> [WHAT IS NEEDED]:
Determine which lines contain the word "специфической", then copy those lines.

[START GIVEN RECORDS]

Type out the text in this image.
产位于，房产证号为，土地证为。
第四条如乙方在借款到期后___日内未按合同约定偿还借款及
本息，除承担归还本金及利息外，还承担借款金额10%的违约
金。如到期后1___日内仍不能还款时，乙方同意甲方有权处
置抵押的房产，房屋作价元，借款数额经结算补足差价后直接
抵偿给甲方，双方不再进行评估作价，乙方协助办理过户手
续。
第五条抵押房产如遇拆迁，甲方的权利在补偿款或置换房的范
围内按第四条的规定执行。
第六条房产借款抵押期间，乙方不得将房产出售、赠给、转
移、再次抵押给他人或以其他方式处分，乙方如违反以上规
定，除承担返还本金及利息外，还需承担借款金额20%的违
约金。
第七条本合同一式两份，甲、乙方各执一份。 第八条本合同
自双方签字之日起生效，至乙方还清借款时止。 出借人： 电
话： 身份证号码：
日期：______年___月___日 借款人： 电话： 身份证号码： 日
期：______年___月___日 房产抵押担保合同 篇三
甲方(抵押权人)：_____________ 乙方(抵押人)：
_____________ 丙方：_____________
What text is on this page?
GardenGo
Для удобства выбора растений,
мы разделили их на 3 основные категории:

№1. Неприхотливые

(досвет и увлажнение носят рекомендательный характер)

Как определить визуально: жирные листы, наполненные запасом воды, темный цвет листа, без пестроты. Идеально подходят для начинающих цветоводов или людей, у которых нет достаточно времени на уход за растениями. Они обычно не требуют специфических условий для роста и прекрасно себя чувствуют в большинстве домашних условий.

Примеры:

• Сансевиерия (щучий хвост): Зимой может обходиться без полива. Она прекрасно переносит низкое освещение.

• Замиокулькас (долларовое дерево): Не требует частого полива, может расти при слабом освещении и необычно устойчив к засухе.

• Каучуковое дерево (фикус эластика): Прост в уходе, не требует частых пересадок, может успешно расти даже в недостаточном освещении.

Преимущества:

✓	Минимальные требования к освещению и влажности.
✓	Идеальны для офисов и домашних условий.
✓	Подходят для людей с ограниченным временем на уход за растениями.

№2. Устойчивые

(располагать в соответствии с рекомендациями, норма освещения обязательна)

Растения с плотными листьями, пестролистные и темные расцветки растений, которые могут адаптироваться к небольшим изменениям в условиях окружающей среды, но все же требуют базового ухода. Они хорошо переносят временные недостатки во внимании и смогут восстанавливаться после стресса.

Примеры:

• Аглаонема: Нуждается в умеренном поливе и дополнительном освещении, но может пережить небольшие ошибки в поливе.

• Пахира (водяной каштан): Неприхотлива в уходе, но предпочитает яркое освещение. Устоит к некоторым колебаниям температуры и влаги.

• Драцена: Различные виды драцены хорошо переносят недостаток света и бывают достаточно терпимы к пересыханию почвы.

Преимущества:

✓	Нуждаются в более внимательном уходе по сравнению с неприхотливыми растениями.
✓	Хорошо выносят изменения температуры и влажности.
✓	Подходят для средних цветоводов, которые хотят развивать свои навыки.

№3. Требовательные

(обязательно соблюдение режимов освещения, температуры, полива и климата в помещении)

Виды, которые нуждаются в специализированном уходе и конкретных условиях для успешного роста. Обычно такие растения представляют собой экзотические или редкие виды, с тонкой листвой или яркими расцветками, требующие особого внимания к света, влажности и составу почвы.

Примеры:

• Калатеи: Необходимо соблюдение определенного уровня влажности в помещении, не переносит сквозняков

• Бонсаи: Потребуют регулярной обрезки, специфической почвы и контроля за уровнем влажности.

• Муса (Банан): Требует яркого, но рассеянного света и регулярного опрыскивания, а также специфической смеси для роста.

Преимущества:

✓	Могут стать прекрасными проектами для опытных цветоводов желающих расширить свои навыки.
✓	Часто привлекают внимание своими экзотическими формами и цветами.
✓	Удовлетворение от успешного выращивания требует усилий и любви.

[END GIVEN RECORDS]

> [REPLY]:
• Бонсаи: Потребуют регулярной обрезки, специфической почвы и контроля за уровнем влажности.
• Муса (Банан): Требует яркого, но рассеянного света и регулярного опрыскивания, а также специфической смеси для роста.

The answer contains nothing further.